> **Given exercise**:
Search the entries for the word "Unfall" and pull out each line that has it.

> **Material supplied**:

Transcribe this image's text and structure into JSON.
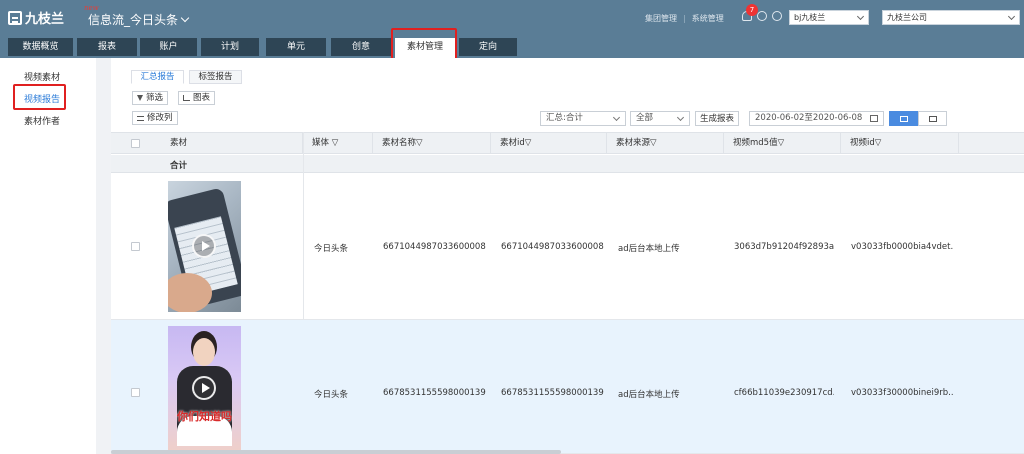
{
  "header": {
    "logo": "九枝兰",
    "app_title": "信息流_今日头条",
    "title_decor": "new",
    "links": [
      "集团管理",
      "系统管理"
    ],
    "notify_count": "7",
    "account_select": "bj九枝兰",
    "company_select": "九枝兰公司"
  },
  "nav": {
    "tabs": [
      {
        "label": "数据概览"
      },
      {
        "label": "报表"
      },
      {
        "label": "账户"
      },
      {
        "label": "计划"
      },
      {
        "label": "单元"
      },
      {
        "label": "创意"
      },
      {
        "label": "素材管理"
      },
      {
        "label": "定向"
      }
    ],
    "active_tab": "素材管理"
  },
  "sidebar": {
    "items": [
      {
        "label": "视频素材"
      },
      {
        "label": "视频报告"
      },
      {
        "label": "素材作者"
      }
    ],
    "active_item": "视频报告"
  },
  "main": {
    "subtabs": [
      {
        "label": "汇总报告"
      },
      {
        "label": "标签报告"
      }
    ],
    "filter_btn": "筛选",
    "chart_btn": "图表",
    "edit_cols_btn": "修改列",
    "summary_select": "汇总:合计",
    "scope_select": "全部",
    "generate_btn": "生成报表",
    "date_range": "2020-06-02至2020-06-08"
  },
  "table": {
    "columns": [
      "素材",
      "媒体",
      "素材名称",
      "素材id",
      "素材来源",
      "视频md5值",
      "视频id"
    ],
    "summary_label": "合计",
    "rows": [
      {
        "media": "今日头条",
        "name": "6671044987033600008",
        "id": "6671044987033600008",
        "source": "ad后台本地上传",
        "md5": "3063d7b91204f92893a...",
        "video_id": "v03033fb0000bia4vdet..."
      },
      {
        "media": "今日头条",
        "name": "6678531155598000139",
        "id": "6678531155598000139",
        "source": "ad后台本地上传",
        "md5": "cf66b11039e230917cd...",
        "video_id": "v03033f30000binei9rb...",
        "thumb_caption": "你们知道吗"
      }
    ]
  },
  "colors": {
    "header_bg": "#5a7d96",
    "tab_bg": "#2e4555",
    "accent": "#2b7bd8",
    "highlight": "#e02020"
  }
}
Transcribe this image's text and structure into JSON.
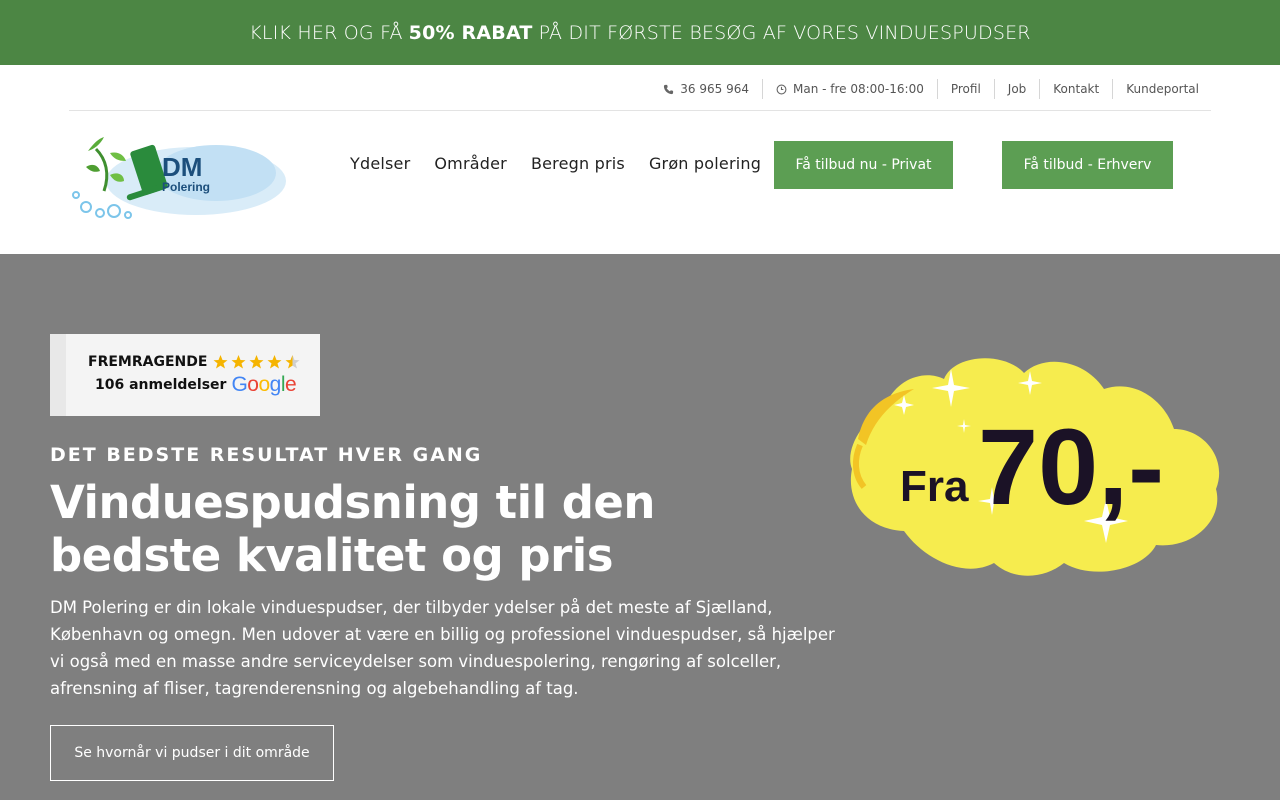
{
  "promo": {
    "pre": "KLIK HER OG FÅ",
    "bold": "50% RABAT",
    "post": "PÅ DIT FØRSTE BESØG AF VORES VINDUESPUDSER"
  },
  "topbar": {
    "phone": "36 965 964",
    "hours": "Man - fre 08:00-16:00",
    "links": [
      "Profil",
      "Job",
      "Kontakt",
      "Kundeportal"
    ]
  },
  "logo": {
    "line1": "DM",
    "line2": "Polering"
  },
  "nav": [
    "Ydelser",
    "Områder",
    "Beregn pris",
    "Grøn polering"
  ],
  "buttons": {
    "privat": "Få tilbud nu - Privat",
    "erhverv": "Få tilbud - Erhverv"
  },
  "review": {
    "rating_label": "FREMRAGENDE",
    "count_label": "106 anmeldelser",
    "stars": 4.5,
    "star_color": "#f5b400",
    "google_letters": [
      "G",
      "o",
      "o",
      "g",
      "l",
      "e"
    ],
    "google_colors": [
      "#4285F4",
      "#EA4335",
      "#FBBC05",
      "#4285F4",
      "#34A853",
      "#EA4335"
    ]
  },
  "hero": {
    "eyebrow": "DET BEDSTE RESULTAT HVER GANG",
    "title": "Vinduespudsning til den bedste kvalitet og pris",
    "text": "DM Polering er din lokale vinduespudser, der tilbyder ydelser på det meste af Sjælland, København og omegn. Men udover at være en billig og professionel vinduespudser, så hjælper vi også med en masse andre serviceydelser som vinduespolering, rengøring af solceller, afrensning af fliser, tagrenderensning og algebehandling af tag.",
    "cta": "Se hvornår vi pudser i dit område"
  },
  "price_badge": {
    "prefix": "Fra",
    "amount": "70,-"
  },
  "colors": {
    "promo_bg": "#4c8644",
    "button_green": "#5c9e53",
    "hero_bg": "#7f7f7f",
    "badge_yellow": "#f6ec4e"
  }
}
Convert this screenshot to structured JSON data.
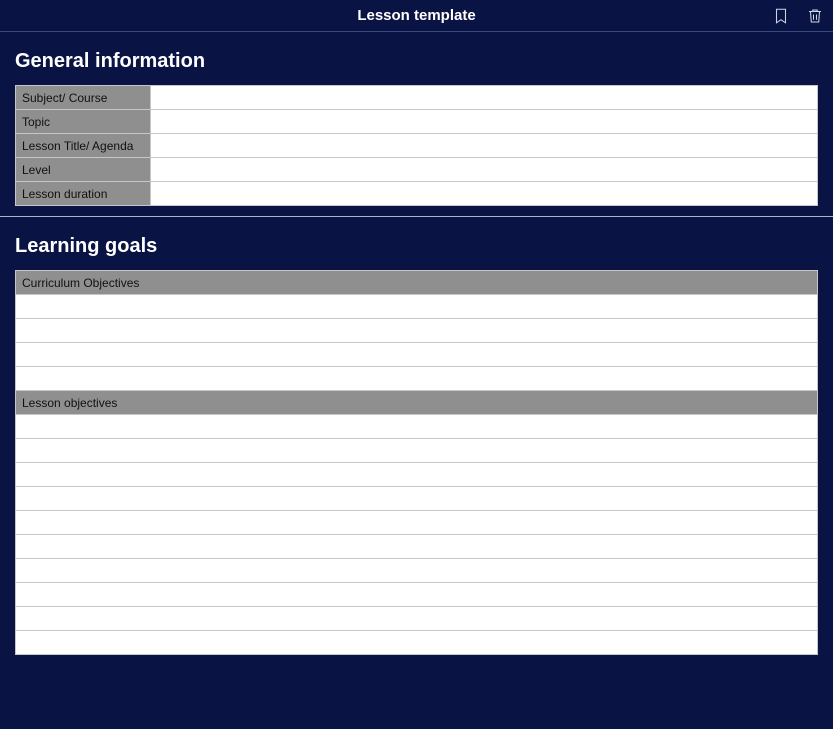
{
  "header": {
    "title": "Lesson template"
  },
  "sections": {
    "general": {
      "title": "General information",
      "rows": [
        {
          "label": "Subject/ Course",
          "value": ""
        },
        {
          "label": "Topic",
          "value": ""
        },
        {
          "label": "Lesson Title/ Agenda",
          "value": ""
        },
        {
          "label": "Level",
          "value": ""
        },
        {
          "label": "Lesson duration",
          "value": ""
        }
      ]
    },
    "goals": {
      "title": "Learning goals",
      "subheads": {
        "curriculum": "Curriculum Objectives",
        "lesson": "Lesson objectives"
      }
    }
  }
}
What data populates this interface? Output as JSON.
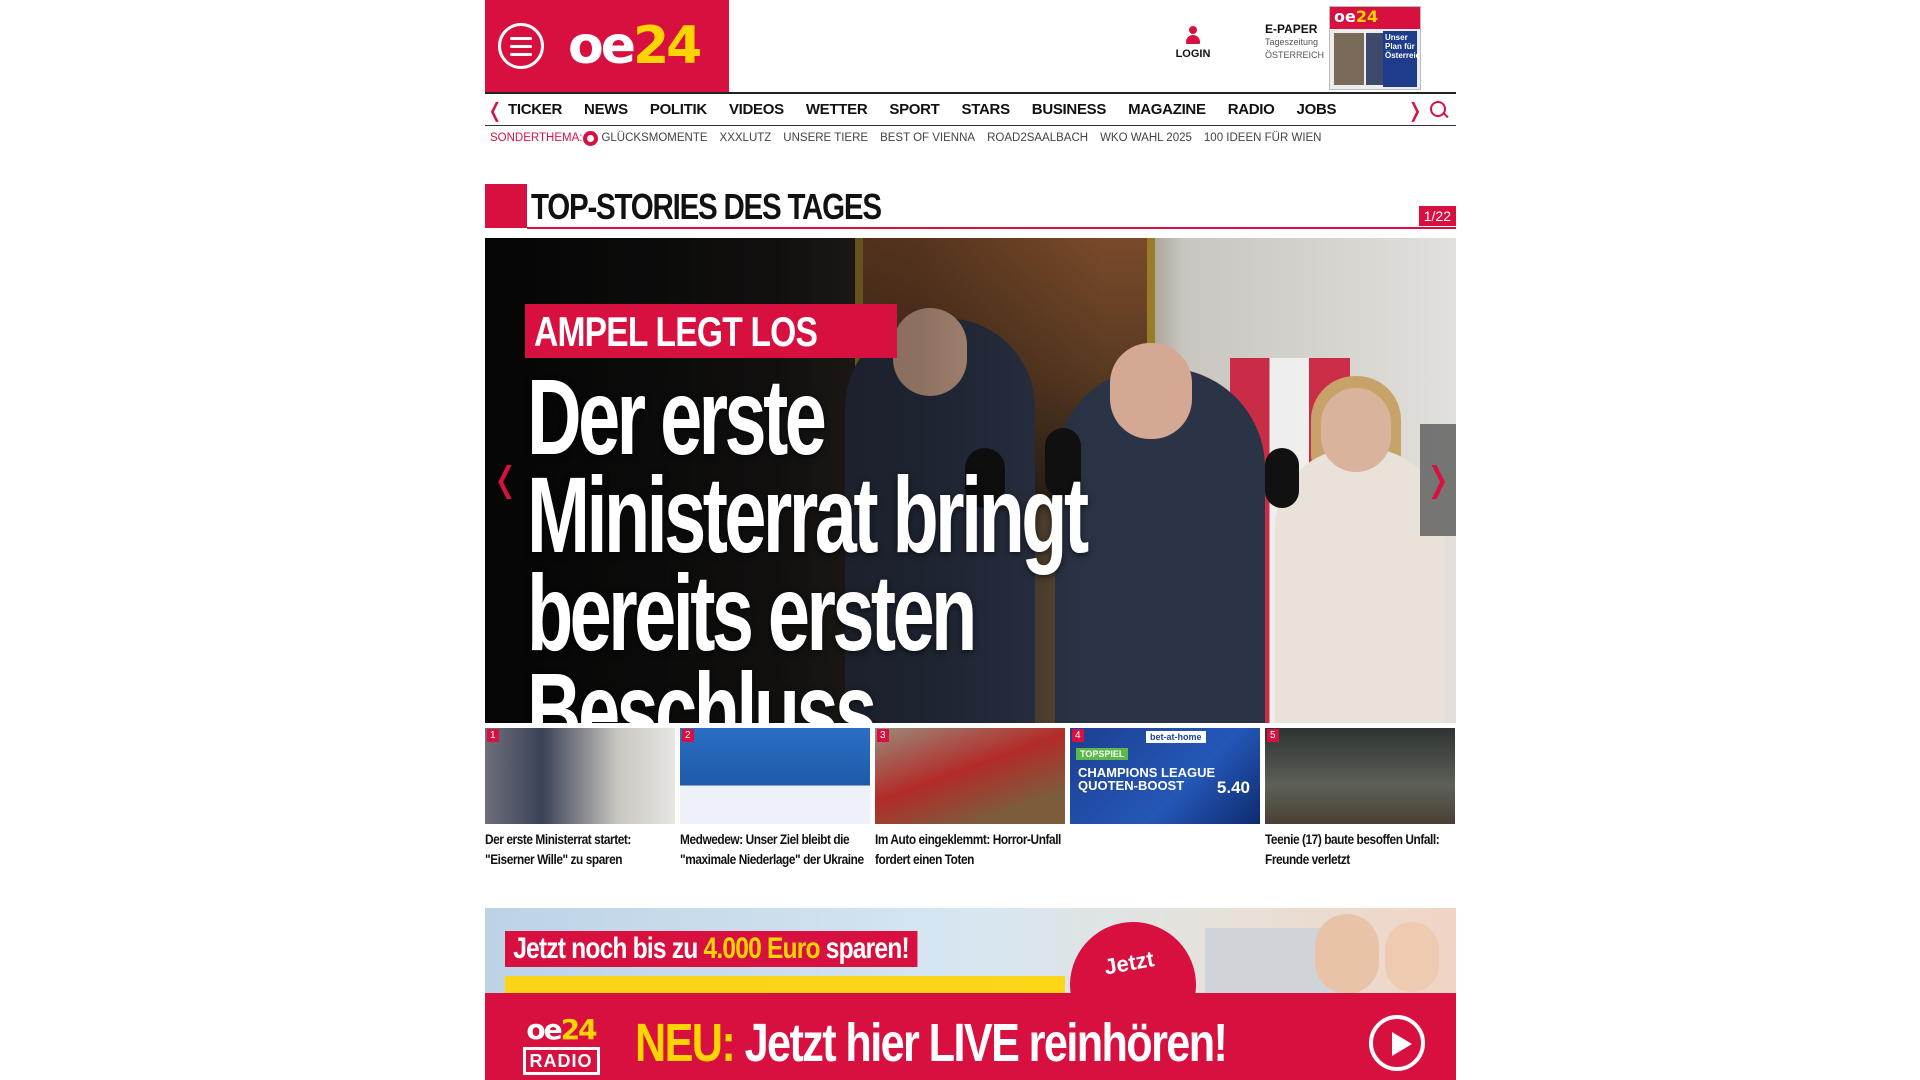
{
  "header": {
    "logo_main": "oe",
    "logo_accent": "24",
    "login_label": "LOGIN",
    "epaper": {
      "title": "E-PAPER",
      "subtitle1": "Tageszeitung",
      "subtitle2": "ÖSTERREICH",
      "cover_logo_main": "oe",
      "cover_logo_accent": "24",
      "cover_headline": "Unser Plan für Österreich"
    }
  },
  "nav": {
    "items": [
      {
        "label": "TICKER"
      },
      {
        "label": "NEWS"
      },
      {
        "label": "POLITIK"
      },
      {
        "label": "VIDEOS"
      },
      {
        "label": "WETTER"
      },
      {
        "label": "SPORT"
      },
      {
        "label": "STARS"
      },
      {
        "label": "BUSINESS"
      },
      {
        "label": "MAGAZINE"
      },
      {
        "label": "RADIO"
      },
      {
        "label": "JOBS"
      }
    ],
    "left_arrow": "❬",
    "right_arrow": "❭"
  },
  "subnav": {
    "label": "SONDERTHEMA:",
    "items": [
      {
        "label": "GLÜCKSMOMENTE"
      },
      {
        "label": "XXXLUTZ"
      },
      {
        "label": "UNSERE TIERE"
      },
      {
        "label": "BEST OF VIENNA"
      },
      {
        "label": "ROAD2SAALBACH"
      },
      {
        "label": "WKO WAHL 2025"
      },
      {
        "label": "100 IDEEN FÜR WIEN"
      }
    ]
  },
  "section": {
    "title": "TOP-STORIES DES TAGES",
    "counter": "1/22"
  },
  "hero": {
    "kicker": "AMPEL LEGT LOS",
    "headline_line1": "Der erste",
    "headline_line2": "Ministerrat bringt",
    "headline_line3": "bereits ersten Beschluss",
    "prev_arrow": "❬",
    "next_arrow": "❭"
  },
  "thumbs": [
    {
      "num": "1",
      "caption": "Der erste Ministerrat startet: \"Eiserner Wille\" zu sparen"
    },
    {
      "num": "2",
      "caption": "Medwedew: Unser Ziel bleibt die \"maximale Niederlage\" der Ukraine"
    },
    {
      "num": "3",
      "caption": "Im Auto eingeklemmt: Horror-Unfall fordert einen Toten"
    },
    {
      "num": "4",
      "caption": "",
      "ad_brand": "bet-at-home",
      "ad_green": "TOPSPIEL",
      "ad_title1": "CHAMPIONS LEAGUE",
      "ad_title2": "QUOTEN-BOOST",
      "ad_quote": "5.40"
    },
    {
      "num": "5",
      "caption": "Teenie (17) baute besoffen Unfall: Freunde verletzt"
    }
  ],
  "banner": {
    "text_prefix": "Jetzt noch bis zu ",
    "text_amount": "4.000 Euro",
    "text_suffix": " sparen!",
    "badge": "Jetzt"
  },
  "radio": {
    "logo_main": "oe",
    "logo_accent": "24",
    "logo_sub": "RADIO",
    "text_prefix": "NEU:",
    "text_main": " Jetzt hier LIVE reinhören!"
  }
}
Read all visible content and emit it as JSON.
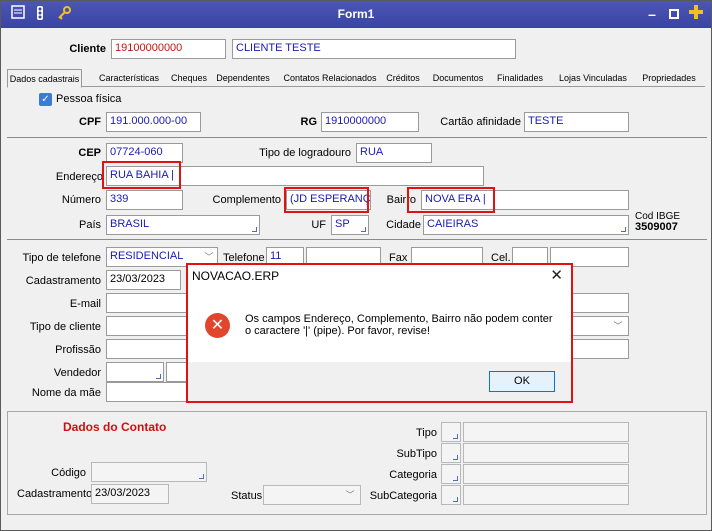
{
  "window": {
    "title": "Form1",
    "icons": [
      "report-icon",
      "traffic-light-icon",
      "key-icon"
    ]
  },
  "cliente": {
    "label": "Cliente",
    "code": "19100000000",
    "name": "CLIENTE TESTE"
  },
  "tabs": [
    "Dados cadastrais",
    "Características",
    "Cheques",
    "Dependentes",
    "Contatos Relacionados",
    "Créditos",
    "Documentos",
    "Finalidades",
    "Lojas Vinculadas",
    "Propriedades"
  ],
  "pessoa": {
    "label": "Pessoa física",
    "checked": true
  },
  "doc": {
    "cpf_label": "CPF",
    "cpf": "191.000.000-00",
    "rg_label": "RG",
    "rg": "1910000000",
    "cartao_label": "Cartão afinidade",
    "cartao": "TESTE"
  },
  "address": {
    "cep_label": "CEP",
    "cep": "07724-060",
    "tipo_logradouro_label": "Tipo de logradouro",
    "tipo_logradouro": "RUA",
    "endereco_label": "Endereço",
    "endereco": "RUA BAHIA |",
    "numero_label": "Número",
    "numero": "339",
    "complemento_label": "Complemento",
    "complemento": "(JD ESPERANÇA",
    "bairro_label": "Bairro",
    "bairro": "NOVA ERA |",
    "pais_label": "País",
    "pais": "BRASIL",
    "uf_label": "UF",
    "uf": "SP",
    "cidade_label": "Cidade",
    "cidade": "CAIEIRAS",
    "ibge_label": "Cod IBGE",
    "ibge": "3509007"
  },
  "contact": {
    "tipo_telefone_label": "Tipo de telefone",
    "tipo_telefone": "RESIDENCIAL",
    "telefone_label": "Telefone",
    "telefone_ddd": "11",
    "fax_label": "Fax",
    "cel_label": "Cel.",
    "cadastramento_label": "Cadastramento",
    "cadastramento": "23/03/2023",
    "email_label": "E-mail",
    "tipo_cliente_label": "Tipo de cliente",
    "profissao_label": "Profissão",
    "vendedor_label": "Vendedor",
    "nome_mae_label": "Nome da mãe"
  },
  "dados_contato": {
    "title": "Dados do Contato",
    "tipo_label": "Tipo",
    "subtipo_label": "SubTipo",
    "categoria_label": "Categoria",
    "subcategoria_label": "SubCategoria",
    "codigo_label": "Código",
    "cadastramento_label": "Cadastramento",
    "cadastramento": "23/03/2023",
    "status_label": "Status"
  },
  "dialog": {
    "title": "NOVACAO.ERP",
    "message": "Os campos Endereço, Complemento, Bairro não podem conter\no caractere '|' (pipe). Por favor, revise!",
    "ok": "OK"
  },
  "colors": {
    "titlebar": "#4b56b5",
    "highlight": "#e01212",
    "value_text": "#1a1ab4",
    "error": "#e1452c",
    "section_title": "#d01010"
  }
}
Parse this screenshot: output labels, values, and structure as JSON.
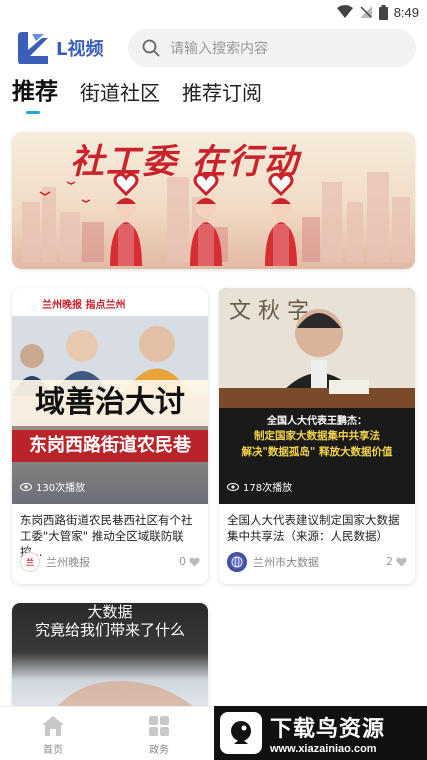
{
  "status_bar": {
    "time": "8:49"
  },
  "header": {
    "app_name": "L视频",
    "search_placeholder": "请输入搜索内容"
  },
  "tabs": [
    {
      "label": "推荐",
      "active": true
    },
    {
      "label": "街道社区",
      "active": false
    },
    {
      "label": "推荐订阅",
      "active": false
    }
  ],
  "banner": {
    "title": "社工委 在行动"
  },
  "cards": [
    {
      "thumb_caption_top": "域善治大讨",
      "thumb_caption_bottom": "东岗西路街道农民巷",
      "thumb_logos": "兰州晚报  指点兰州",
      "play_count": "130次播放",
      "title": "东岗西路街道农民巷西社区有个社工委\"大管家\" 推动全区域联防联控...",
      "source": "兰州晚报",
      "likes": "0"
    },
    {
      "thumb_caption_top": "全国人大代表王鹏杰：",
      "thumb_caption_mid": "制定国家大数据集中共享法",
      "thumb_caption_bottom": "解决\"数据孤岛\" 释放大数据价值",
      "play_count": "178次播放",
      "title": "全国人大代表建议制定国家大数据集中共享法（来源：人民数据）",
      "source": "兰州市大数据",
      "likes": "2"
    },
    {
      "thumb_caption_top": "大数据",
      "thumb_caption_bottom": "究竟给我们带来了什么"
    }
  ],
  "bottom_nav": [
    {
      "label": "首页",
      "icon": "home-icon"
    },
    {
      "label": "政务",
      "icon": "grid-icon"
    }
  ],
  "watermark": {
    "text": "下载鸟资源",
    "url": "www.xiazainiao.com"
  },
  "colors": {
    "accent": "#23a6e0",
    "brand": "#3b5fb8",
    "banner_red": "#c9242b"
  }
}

> **Solution to the exercise**:
      "caption": "Im Auto eingeklemmt: Horror-Unfall fordert einen Toten"
      "caption": "Teenie (17) baute besoffen Unfall: Freunde verletzt"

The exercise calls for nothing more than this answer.